■ **Data section**
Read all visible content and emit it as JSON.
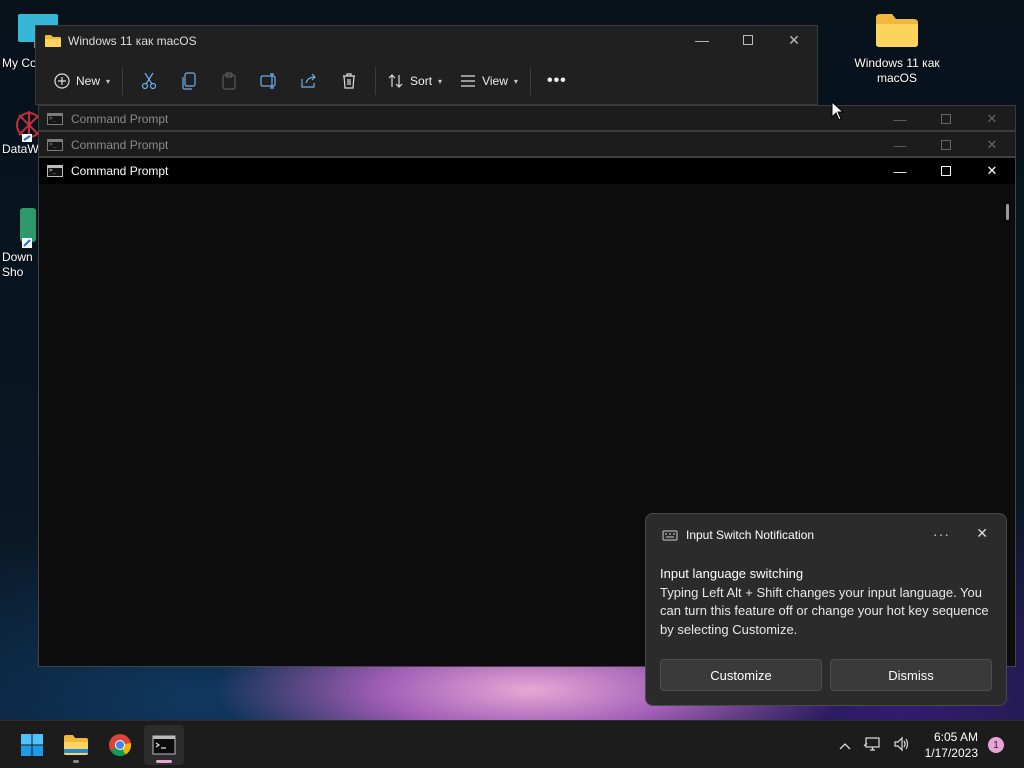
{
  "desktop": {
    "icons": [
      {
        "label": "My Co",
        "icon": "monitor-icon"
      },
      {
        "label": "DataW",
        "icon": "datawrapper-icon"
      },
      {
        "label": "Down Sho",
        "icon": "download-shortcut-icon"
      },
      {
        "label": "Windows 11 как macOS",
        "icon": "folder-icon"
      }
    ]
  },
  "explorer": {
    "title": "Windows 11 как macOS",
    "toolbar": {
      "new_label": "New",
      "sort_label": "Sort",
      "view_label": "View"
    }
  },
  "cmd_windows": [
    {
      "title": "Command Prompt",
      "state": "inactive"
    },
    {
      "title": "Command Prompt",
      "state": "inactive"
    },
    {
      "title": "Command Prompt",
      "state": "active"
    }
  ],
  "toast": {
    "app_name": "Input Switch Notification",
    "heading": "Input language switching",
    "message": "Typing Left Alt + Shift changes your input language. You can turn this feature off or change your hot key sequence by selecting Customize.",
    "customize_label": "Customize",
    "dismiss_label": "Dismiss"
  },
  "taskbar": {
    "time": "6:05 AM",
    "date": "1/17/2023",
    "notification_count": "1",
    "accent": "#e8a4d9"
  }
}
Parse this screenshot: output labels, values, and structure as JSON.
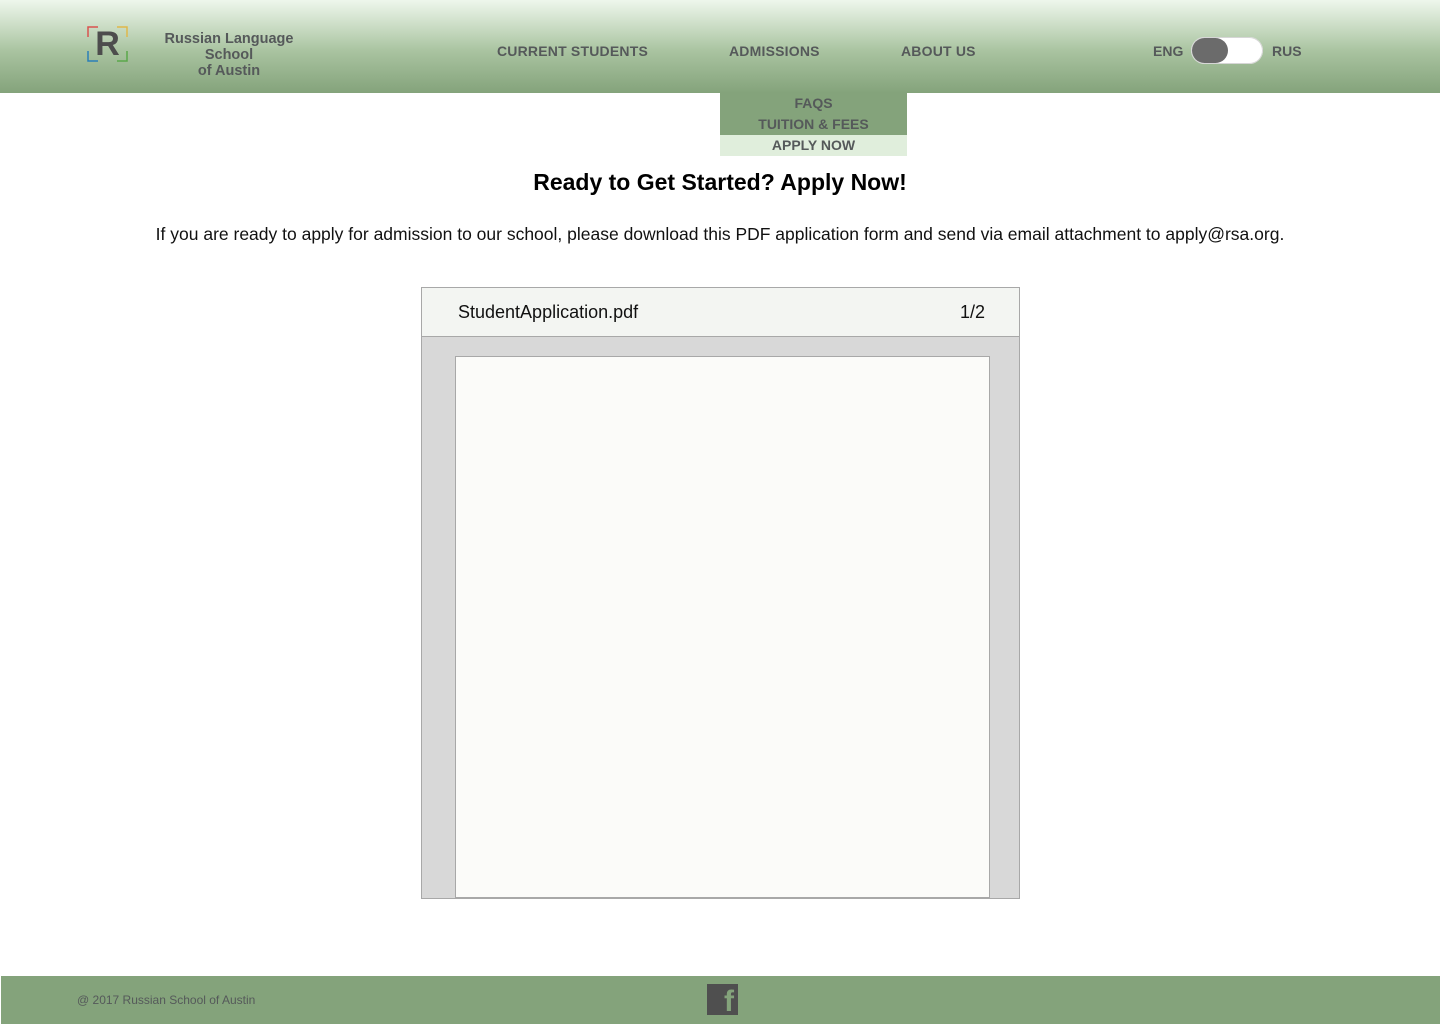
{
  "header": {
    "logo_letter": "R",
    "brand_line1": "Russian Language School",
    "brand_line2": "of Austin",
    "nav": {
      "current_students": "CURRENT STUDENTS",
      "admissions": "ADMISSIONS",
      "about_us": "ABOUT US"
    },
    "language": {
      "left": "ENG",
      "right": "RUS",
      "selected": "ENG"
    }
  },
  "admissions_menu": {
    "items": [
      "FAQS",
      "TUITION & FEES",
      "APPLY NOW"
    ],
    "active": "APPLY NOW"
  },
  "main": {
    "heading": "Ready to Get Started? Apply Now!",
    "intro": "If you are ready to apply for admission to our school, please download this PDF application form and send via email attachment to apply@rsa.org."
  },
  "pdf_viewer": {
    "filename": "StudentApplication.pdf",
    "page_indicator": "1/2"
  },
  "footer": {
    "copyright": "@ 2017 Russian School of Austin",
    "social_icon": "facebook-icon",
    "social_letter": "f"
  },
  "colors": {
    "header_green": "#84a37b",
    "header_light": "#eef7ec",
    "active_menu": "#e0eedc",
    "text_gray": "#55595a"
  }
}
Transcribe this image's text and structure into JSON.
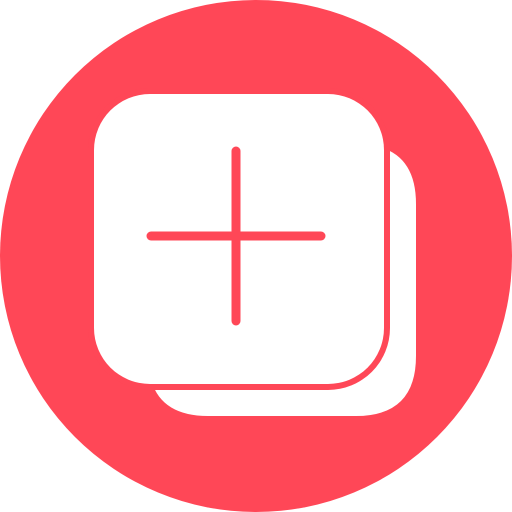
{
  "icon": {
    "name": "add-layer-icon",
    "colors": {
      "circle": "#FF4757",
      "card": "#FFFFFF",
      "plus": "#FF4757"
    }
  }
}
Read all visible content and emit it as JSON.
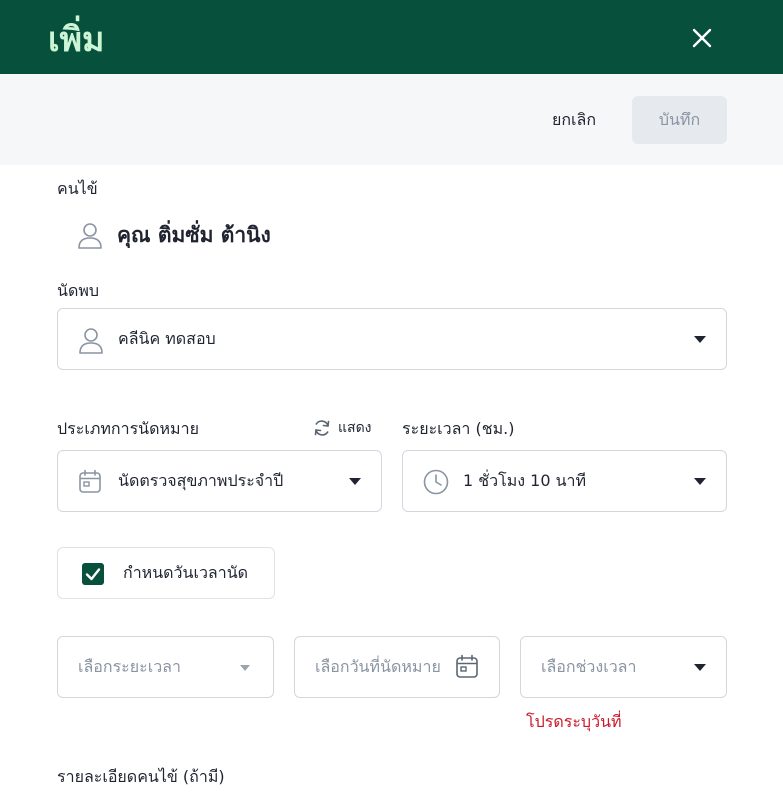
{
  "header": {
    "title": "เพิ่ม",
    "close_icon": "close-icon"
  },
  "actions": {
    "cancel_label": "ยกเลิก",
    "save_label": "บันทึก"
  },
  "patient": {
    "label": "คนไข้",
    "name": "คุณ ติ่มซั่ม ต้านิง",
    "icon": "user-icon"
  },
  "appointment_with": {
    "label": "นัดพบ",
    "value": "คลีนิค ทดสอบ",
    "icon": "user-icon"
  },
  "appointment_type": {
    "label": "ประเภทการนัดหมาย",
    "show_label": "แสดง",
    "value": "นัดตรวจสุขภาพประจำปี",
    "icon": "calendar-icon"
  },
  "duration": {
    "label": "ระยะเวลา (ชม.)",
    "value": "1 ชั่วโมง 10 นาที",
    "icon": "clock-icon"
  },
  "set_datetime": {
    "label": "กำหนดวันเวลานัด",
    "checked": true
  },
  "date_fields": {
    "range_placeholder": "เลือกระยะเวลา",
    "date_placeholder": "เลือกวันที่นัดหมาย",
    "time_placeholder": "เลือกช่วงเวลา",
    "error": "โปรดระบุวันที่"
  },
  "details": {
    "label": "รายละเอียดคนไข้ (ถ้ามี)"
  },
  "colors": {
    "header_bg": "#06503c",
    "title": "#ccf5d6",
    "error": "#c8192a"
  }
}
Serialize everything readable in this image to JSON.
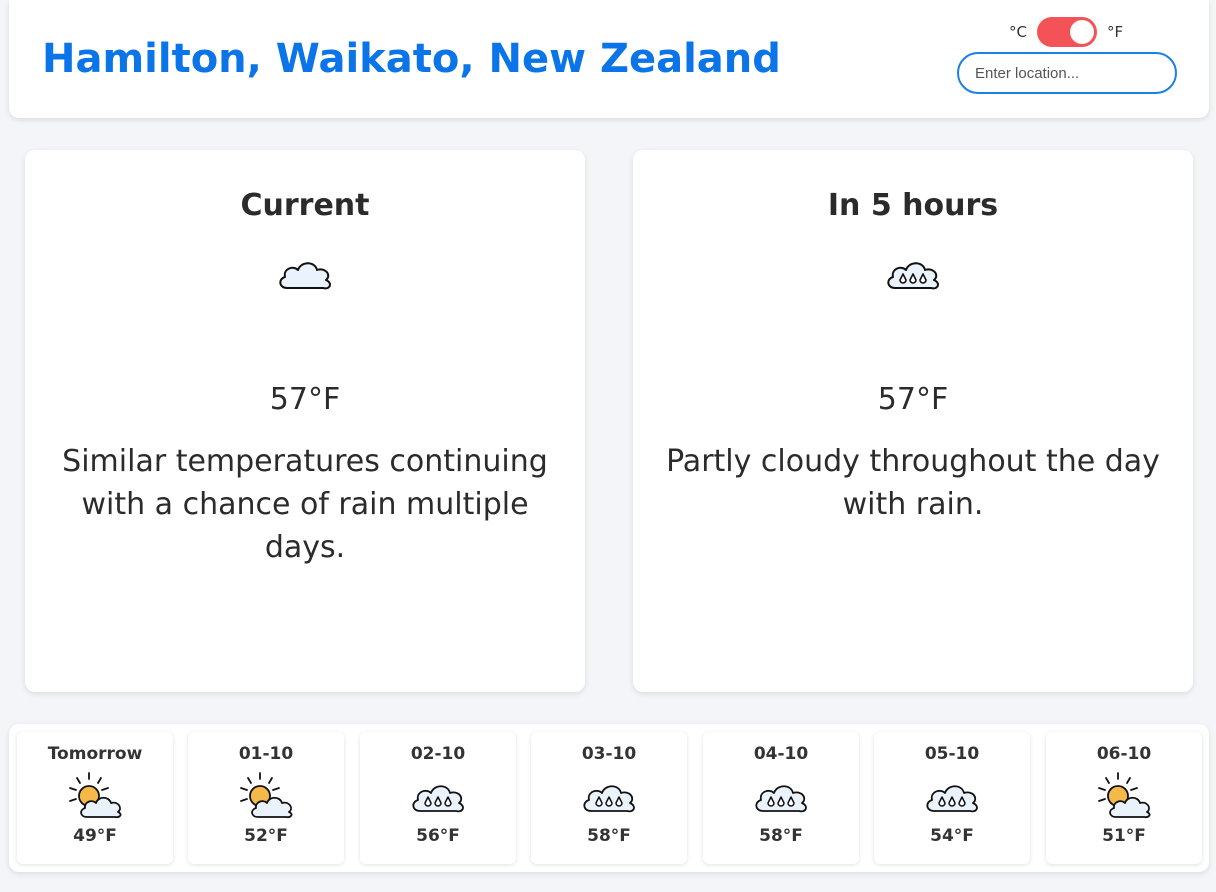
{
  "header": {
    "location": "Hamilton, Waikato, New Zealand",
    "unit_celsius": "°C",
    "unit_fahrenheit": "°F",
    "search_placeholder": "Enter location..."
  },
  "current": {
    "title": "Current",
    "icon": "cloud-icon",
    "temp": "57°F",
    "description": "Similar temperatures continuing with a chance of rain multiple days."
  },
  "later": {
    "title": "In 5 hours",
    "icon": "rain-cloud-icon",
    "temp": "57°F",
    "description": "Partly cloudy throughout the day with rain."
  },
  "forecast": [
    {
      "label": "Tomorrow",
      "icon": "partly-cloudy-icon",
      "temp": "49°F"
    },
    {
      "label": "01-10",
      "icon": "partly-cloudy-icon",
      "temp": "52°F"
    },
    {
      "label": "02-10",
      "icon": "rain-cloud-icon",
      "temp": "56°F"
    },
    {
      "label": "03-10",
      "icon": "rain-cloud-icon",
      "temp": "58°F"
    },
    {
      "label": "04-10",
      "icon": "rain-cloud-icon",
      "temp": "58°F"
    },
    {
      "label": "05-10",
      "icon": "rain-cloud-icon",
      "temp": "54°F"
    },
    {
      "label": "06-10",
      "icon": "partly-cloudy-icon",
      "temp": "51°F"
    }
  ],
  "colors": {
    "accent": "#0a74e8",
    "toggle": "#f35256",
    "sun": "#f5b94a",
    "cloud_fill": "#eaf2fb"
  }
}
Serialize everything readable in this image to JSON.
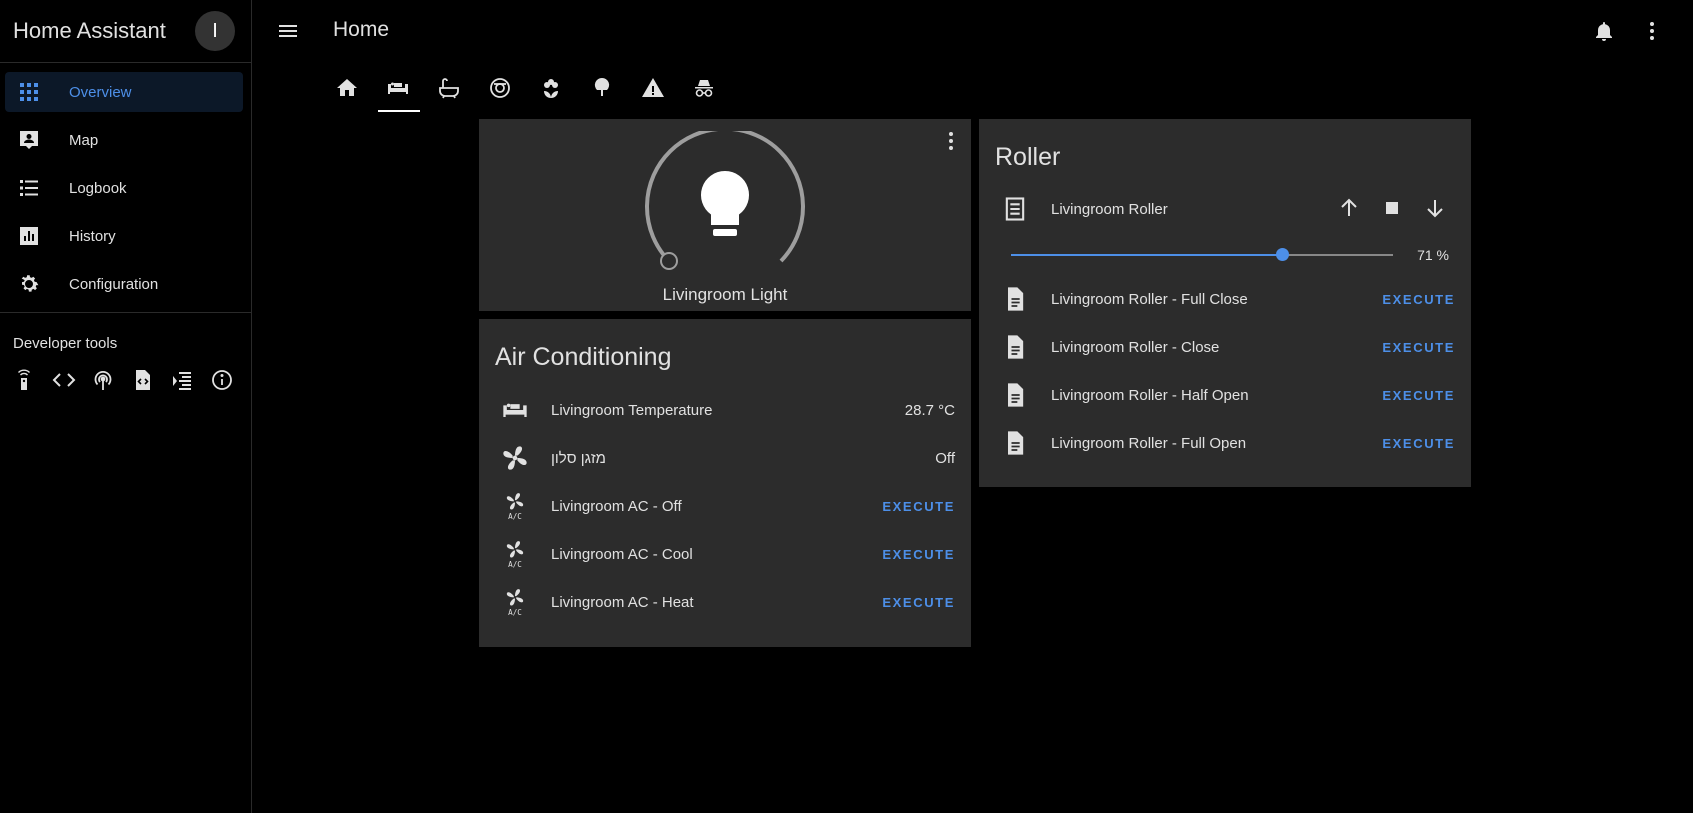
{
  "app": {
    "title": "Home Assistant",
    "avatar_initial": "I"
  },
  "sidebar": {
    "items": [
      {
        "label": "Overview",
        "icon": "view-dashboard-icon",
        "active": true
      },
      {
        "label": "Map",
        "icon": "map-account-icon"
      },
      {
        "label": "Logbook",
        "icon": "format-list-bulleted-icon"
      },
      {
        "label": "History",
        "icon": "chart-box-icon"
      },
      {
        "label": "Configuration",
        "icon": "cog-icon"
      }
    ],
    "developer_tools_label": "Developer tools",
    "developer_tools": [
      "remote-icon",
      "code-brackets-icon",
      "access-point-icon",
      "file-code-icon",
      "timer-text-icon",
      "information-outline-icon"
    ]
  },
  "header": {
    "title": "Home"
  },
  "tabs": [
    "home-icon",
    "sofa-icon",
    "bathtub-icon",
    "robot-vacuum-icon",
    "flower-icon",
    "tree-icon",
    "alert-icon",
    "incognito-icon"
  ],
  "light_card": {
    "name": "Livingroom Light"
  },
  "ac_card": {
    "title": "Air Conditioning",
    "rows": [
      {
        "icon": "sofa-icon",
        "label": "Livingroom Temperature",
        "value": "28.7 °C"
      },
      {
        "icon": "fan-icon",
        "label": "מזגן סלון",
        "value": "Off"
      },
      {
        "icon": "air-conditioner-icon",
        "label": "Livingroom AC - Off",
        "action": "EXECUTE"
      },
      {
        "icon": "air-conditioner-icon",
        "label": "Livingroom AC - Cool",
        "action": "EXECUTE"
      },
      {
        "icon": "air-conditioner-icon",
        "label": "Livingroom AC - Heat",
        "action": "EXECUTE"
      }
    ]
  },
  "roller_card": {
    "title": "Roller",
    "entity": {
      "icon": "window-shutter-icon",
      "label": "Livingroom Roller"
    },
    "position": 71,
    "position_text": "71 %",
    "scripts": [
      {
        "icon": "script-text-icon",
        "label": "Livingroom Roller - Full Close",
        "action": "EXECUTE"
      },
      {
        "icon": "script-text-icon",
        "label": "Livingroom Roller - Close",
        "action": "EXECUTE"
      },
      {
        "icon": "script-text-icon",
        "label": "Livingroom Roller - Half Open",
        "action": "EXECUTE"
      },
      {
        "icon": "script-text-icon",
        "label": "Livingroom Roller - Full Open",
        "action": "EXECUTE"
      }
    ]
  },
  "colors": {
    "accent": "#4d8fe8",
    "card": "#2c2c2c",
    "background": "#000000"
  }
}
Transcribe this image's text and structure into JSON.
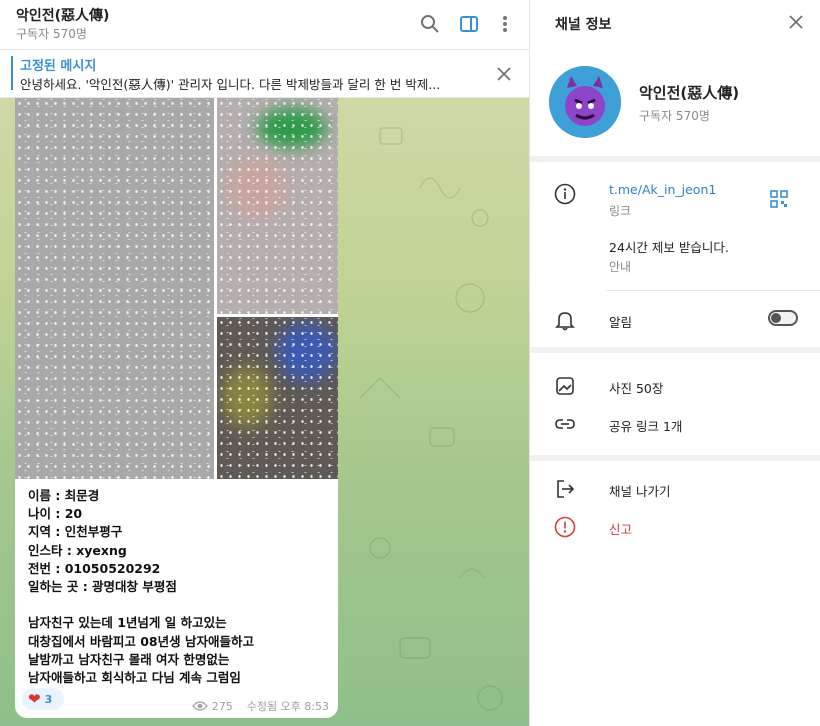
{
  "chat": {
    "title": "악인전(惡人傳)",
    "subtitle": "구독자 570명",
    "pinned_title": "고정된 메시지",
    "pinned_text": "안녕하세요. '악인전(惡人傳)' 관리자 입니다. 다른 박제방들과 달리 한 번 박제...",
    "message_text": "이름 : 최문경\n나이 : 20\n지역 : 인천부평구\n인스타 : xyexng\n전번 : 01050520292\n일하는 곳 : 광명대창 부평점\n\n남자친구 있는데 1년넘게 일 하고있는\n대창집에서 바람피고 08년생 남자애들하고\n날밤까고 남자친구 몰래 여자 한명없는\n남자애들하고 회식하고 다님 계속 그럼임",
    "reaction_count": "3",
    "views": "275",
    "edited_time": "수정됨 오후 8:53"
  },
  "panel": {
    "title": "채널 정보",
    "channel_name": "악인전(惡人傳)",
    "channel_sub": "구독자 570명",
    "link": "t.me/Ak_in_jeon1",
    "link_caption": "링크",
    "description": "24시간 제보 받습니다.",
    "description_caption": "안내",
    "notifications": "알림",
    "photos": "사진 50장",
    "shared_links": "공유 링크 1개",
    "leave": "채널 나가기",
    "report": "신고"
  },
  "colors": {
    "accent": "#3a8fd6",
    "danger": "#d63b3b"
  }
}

■ **Direction**
Scan the material for lines with the word "accent", and copy each line you find.

■ **Answer to this problem**
    "accent": "#e8a4d9"
    "accent": "#0a74e8",
    "accent": "#4d8fe8",
    "accent": "#3a8fd6",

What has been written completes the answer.